-- START DATASET ENTRIES --

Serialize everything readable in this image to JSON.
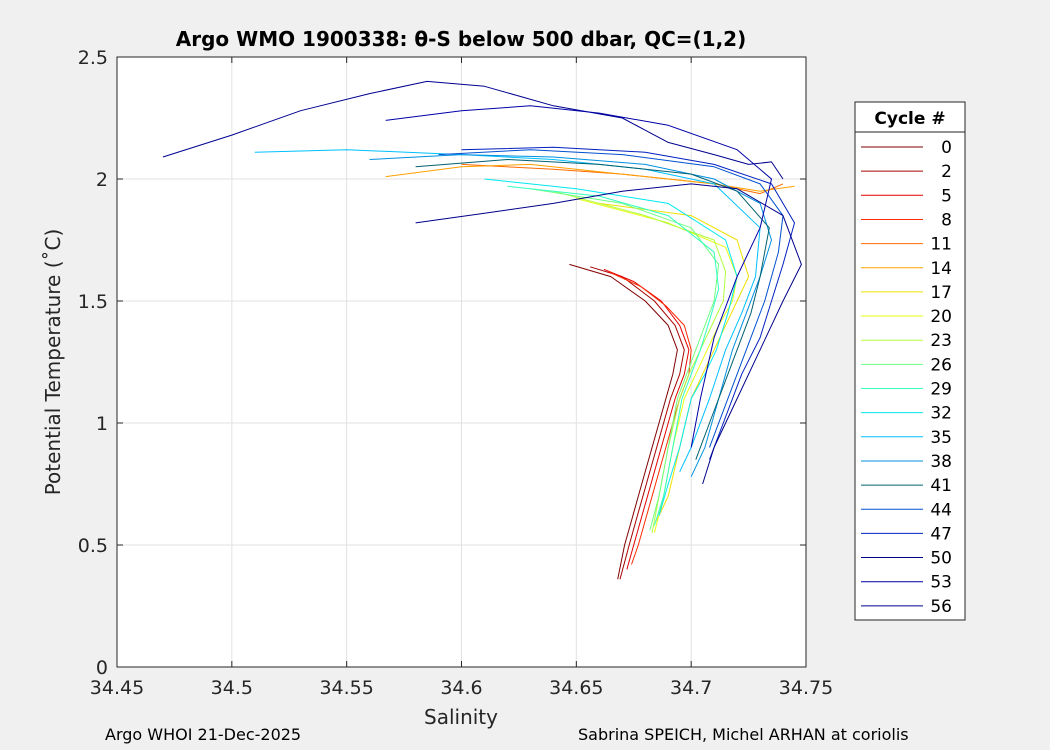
{
  "chart_data": {
    "type": "line",
    "title": "Argo WMO 1900338: θ-S below 500 dbar,  QC=(1,2)",
    "xlabel": "Salinity",
    "ylabel": "Potential Temperature (˚C)",
    "xlim": [
      34.45,
      34.75
    ],
    "ylim": [
      0,
      2.5
    ],
    "xticks": [
      "34.45",
      "34.5",
      "34.55",
      "34.6",
      "34.65",
      "34.7",
      "34.75"
    ],
    "xtick_values": [
      34.45,
      34.5,
      34.55,
      34.6,
      34.65,
      34.7,
      34.75
    ],
    "yticks": [
      "0",
      "0.5",
      "1",
      "1.5",
      "2",
      "2.5"
    ],
    "ytick_values": [
      0,
      0.5,
      1,
      1.5,
      2,
      2.5
    ],
    "grid": true,
    "legend": {
      "title": "Cycle #",
      "placement": "right-outside",
      "entries": [
        {
          "label": "0",
          "color": "#800000"
        },
        {
          "label": "2",
          "color": "#a80000"
        },
        {
          "label": "5",
          "color": "#e60000"
        },
        {
          "label": "8",
          "color": "#ff2a00"
        },
        {
          "label": "11",
          "color": "#ff6a00"
        },
        {
          "label": "14",
          "color": "#ffa000"
        },
        {
          "label": "17",
          "color": "#f0e000"
        },
        {
          "label": "20",
          "color": "#e6ff10"
        },
        {
          "label": "23",
          "color": "#b0ff40"
        },
        {
          "label": "26",
          "color": "#70ff80"
        },
        {
          "label": "29",
          "color": "#30ffc0"
        },
        {
          "label": "32",
          "color": "#00e8f0"
        },
        {
          "label": "35",
          "color": "#00c0ff"
        },
        {
          "label": "38",
          "color": "#0090e0"
        },
        {
          "label": "41",
          "color": "#006070"
        },
        {
          "label": "44",
          "color": "#0050d0"
        },
        {
          "label": "47",
          "color": "#0020c0"
        },
        {
          "label": "50",
          "color": "#000090"
        },
        {
          "label": "53",
          "color": "#0000a8"
        },
        {
          "label": "56",
          "color": "#00008b"
        }
      ]
    },
    "series": [
      {
        "name": "0",
        "color": "#800000",
        "x": [
          34.647,
          34.665,
          34.68,
          34.69,
          34.694,
          34.692,
          34.689,
          34.686,
          34.683,
          34.68,
          34.677,
          34.674,
          34.671,
          34.668
        ],
        "y": [
          1.65,
          1.6,
          1.5,
          1.4,
          1.3,
          1.2,
          1.1,
          1.0,
          0.9,
          0.8,
          0.7,
          0.6,
          0.5,
          0.36
        ]
      },
      {
        "name": "2",
        "color": "#a80000",
        "x": [
          34.656,
          34.67,
          34.684,
          34.693,
          34.697,
          34.695,
          34.691,
          34.688,
          34.685,
          34.682,
          34.679,
          34.676,
          34.673,
          34.669
        ],
        "y": [
          1.64,
          1.6,
          1.5,
          1.4,
          1.3,
          1.2,
          1.1,
          1.0,
          0.9,
          0.8,
          0.7,
          0.6,
          0.5,
          0.36
        ]
      },
      {
        "name": "5",
        "color": "#e60000",
        "x": [
          34.662,
          34.675,
          34.687,
          34.695,
          34.699,
          34.697,
          34.693,
          34.69,
          34.687,
          34.684,
          34.681,
          34.678,
          34.675,
          34.672
        ],
        "y": [
          1.63,
          1.58,
          1.5,
          1.4,
          1.3,
          1.2,
          1.1,
          1.0,
          0.9,
          0.8,
          0.7,
          0.6,
          0.5,
          0.4
        ]
      },
      {
        "name": "8",
        "color": "#ff2a00",
        "x": [
          34.664,
          34.678,
          34.689,
          34.697,
          34.7,
          34.699,
          34.695,
          34.692,
          34.689,
          34.686,
          34.683,
          34.68,
          34.677,
          34.674
        ],
        "y": [
          1.62,
          1.56,
          1.48,
          1.4,
          1.3,
          1.2,
          1.1,
          1.0,
          0.9,
          0.8,
          0.7,
          0.6,
          0.5,
          0.42
        ]
      },
      {
        "name": "11",
        "color": "#ff6a00",
        "x": [
          34.6,
          34.64,
          34.67,
          34.69,
          34.71,
          34.72,
          34.73,
          34.74
        ],
        "y": [
          2.06,
          2.04,
          2.02,
          2.0,
          1.98,
          1.96,
          1.94,
          1.98
        ]
      },
      {
        "name": "14",
        "color": "#ffa000",
        "x": [
          34.567,
          34.6,
          34.63,
          34.66,
          34.69,
          34.71,
          34.73,
          34.745
        ],
        "y": [
          2.01,
          2.05,
          2.06,
          2.03,
          2.0,
          1.98,
          1.95,
          1.97
        ]
      },
      {
        "name": "17",
        "color": "#f0e000",
        "x": [
          34.66,
          34.7,
          34.72,
          34.725,
          34.72,
          34.715,
          34.71,
          34.705,
          34.7,
          34.695,
          34.69,
          34.685
        ],
        "y": [
          1.9,
          1.85,
          1.75,
          1.6,
          1.5,
          1.4,
          1.3,
          1.2,
          1.1,
          0.9,
          0.7,
          0.6
        ]
      },
      {
        "name": "20",
        "color": "#e6ff10",
        "x": [
          34.65,
          34.69,
          34.715,
          34.72,
          34.718,
          34.712,
          34.707,
          34.702,
          34.697,
          34.692,
          34.688,
          34.684
        ],
        "y": [
          1.92,
          1.82,
          1.72,
          1.6,
          1.5,
          1.4,
          1.3,
          1.2,
          1.1,
          0.9,
          0.7,
          0.55
        ]
      },
      {
        "name": "23",
        "color": "#b0ff40",
        "x": [
          34.64,
          34.68,
          34.71,
          34.715,
          34.714,
          34.709,
          34.704,
          34.699,
          34.695,
          34.69,
          34.686,
          34.683
        ],
        "y": [
          1.95,
          1.85,
          1.75,
          1.62,
          1.5,
          1.4,
          1.3,
          1.2,
          1.1,
          0.9,
          0.7,
          0.55
        ]
      },
      {
        "name": "26",
        "color": "#70ff80",
        "x": [
          34.63,
          34.67,
          34.7,
          34.712,
          34.71,
          34.706,
          34.702,
          34.698,
          34.694,
          34.69,
          34.686,
          34.682
        ],
        "y": [
          1.96,
          1.9,
          1.8,
          1.65,
          1.5,
          1.4,
          1.3,
          1.2,
          1.1,
          0.9,
          0.7,
          0.56
        ]
      },
      {
        "name": "29",
        "color": "#30ffc0",
        "x": [
          34.62,
          34.66,
          34.69,
          34.71,
          34.712,
          34.708,
          34.704,
          34.7,
          34.696,
          34.692,
          34.688,
          34.684
        ],
        "y": [
          1.97,
          1.93,
          1.85,
          1.7,
          1.55,
          1.42,
          1.3,
          1.2,
          1.1,
          0.9,
          0.7,
          0.58
        ]
      },
      {
        "name": "32",
        "color": "#00e8f0",
        "x": [
          34.61,
          34.65,
          34.69,
          34.715,
          34.72,
          34.716,
          34.711,
          34.706,
          34.7,
          34.695,
          34.69,
          34.686
        ],
        "y": [
          2.0,
          1.96,
          1.9,
          1.75,
          1.6,
          1.45,
          1.3,
          1.2,
          1.1,
          0.9,
          0.75,
          0.62
        ]
      },
      {
        "name": "35",
        "color": "#00c0ff",
        "x": [
          34.51,
          34.55,
          34.6,
          34.64,
          34.68,
          34.71,
          34.73,
          34.728,
          34.722,
          34.715,
          34.708,
          34.7,
          34.695
        ],
        "y": [
          2.11,
          2.12,
          2.1,
          2.08,
          2.04,
          1.98,
          1.8,
          1.6,
          1.45,
          1.3,
          1.1,
          0.9,
          0.8
        ]
      },
      {
        "name": "38",
        "color": "#0090e0",
        "x": [
          34.56,
          34.6,
          34.64,
          34.68,
          34.71,
          34.73,
          34.735,
          34.73,
          34.724,
          34.718,
          34.712,
          34.706,
          34.7
        ],
        "y": [
          2.08,
          2.1,
          2.09,
          2.06,
          2.0,
          1.9,
          1.75,
          1.6,
          1.45,
          1.3,
          1.1,
          0.9,
          0.78
        ]
      },
      {
        "name": "41",
        "color": "#006070",
        "x": [
          34.58,
          34.62,
          34.66,
          34.7,
          34.72,
          34.734,
          34.73,
          34.726,
          34.72,
          34.714,
          34.708,
          34.702
        ],
        "y": [
          2.05,
          2.08,
          2.06,
          2.02,
          1.95,
          1.8,
          1.6,
          1.45,
          1.3,
          1.15,
          1.0,
          0.85
        ]
      },
      {
        "name": "44",
        "color": "#0050d0",
        "x": [
          34.59,
          34.63,
          34.67,
          34.71,
          34.73,
          34.74,
          34.738,
          34.732,
          34.726,
          34.72,
          34.714,
          34.708
        ],
        "y": [
          2.1,
          2.12,
          2.1,
          2.05,
          1.98,
          1.85,
          1.7,
          1.5,
          1.35,
          1.2,
          1.05,
          0.9
        ]
      },
      {
        "name": "47",
        "color": "#0020c0",
        "x": [
          34.6,
          34.64,
          34.68,
          34.71,
          34.735,
          34.745,
          34.74,
          34.735,
          34.73,
          34.722,
          34.714,
          34.708
        ],
        "y": [
          2.12,
          2.13,
          2.11,
          2.06,
          1.98,
          1.82,
          1.65,
          1.5,
          1.35,
          1.2,
          1.0,
          0.85
        ]
      },
      {
        "name": "50",
        "color": "#000090",
        "x": [
          34.47,
          34.5,
          34.53,
          34.56,
          34.585,
          34.61,
          34.64,
          34.67,
          34.69,
          34.71,
          34.725,
          34.735,
          34.74
        ],
        "y": [
          2.09,
          2.18,
          2.28,
          2.35,
          2.4,
          2.38,
          2.3,
          2.25,
          2.15,
          2.1,
          2.06,
          2.07,
          2.0
        ]
      },
      {
        "name": "53",
        "color": "#0000a8",
        "x": [
          34.567,
          34.6,
          34.63,
          34.66,
          34.69,
          34.72,
          34.735,
          34.73,
          34.72,
          34.71,
          34.704,
          34.7
        ],
        "y": [
          2.24,
          2.28,
          2.3,
          2.27,
          2.22,
          2.12,
          2.0,
          1.8,
          1.6,
          1.35,
          1.1,
          0.9
        ]
      },
      {
        "name": "56",
        "color": "#00008b",
        "x": [
          34.58,
          34.61,
          34.64,
          34.67,
          34.7,
          34.72,
          34.74,
          34.748,
          34.74,
          34.73,
          34.72,
          34.71,
          34.705
        ],
        "y": [
          1.82,
          1.86,
          1.9,
          1.95,
          1.98,
          1.96,
          1.85,
          1.65,
          1.5,
          1.3,
          1.1,
          0.9,
          0.75
        ]
      }
    ]
  },
  "footer": {
    "left": "Argo WHOI 21-Dec-2025",
    "right": "Sabrina SPEICH, Michel ARHAN at coriolis"
  }
}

-- END DATASET ENTRIES --

From the data above, copy each line that has the string "Argo".

    "title": "Argo WMO 1900338: θ-S below 500 dbar,  QC=(1,2)",
    "left": "Argo WHOI 21-Dec-2025",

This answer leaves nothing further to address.